WHAT TO WORK ON: Retype the passage of the news report on Britain's approval of the Moderna vaccine between "The MHRA authorized" and "Johns Hopkins University.", inclusive.

EXTRACT TO READ:
■ ■ ■ ■

Moderna coronavirus vaccine becomes the third approved for use in the UK


Staff at CSL are working in the lab on November 08, 2020 in Melbourne, Australia, where they will begin manufacturing AstraZeneca-Oxford University COVID-19 vaccine.

Darrian Traynor | Getty Images

LONDON — The U.K.’s medicines regulator approved Moderna‘s coronavirus vaccine on Friday for emergency use in the country.

It is the third shot that has been authorized in Britain, following earlier approvals for the vaccines from Pfizer and BioNTech, and Oxford University and AstraZeneca.

In a release, the country’s Department of Health said the Moderna vaccine meets the “strict standards of safety, efficacy and quality” of the Medicines and Healthcare Products Regulatory Agency.

It added that the U.K. had ordered an extra 10 million doses of the vaccine, taking its total to 17 million. They are expected to available from the spring.

The MHRA authorized the Moderna vaccine after months of rigorous clinical trials involving tens of thousands of people, the release said. It added that it is 94% effective in preventing Covid, including in the elderly.

“This is further great news and another weapon in our arsenal to tame this awful disease,” Health and Social Care Secretary Matt Hancock said in a statement.

The U.K. has already vaccinated around 1.5 million people and Hancock said Friday’s approval will allow the country to accelerate its vaccination program further.

Britain has reported almost 2.9 million confirmed cases of the coronavirus, and over 78,600 related deaths, according to data from Johns Hopkins University.

The country is currently battling with a new strain of the virus which is more transmissible and on Thursday, it reported its second-highest number of daily deaths from Covid at 1,162.

■ ■ ■ ■

DATA SUPPLIED:

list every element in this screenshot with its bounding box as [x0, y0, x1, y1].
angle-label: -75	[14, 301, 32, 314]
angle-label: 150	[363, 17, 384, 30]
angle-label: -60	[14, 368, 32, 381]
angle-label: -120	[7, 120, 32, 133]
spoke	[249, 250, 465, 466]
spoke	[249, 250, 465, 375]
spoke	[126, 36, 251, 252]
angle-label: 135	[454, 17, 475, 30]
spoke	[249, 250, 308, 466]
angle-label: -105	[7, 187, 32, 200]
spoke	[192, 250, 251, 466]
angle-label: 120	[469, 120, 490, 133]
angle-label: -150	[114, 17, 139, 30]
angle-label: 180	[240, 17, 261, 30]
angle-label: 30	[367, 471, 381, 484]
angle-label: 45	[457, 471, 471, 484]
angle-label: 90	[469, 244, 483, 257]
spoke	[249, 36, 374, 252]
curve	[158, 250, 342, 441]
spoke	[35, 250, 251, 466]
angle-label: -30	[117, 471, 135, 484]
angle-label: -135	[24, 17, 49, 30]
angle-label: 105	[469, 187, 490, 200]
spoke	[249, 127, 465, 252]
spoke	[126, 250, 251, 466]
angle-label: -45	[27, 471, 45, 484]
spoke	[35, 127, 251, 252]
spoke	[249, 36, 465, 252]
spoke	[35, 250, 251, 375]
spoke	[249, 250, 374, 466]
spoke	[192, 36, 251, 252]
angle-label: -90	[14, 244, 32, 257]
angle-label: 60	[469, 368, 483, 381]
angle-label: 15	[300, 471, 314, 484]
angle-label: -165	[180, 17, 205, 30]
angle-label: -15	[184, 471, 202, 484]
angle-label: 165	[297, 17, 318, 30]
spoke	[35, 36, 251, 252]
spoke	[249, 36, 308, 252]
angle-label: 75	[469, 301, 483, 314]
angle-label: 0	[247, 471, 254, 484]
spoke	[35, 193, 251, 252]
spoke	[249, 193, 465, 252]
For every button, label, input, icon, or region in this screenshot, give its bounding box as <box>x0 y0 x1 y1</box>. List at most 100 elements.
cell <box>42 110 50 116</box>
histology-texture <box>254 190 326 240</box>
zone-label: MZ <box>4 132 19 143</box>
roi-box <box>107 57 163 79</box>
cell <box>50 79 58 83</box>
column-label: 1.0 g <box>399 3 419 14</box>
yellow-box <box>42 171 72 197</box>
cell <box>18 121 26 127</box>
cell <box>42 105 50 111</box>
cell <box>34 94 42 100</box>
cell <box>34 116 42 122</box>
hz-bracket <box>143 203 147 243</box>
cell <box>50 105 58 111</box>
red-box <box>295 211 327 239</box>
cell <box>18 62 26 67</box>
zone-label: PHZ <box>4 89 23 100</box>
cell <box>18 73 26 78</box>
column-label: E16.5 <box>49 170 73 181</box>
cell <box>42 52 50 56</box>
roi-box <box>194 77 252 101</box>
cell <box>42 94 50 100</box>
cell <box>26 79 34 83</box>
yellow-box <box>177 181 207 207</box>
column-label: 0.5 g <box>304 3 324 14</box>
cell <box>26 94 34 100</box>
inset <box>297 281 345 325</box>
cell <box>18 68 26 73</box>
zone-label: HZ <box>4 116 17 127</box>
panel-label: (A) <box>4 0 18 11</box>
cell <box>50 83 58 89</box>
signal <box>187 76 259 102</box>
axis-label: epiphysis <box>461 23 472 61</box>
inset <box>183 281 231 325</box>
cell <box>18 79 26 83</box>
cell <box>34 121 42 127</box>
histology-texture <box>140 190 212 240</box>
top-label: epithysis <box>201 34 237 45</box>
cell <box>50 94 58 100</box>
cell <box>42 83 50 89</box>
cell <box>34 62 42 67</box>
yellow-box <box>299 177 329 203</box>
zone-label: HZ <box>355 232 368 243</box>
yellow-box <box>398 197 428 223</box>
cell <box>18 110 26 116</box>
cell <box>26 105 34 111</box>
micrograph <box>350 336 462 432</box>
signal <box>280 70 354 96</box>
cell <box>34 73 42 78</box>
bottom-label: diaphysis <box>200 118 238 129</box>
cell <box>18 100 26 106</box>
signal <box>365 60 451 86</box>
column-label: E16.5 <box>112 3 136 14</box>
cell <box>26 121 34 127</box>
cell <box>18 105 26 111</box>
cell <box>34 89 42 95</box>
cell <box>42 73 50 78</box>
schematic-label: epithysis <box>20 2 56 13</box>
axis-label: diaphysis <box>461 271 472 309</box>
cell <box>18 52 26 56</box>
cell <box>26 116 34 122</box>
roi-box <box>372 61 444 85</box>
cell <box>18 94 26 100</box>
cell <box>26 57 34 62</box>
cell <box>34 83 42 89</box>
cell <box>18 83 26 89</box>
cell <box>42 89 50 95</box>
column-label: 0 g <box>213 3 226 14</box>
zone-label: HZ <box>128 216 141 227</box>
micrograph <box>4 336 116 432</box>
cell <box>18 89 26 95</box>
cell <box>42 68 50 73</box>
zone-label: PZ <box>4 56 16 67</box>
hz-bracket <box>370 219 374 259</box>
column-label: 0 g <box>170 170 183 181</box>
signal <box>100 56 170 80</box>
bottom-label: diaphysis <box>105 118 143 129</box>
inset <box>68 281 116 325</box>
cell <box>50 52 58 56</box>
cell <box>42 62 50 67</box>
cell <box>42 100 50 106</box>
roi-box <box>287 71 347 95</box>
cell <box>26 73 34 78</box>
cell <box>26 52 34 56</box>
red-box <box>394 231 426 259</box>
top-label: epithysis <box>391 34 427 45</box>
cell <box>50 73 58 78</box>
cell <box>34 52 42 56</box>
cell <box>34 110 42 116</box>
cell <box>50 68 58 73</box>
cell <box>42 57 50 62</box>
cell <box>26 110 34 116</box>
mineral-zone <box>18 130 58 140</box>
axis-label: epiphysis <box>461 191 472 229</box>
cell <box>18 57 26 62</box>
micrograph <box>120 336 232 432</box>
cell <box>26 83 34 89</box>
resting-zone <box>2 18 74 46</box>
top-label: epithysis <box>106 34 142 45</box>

■ ■ ■ ■

EXERCISE OUTPUT:
The MHRA authorized the Moderna vaccine after months of rigorous clinical trials involving tens of thousands of people, the release said. It added that it is 94% effective in preventing Covid, including in the elderly.

“This is further great news and another weapon in our arsenal to tame this awful disease,” Health and Social Care Secretary Matt Hancock said in a statement.

The U.K. has already vaccinated around 1.5 million people and Hancock said Friday’s approval will allow the country to accelerate its vaccination program further.

Britain has reported almost 2.9 million confirmed cases of the coronavirus, and over 78,600 related deaths, according to data from Johns Hopkins University.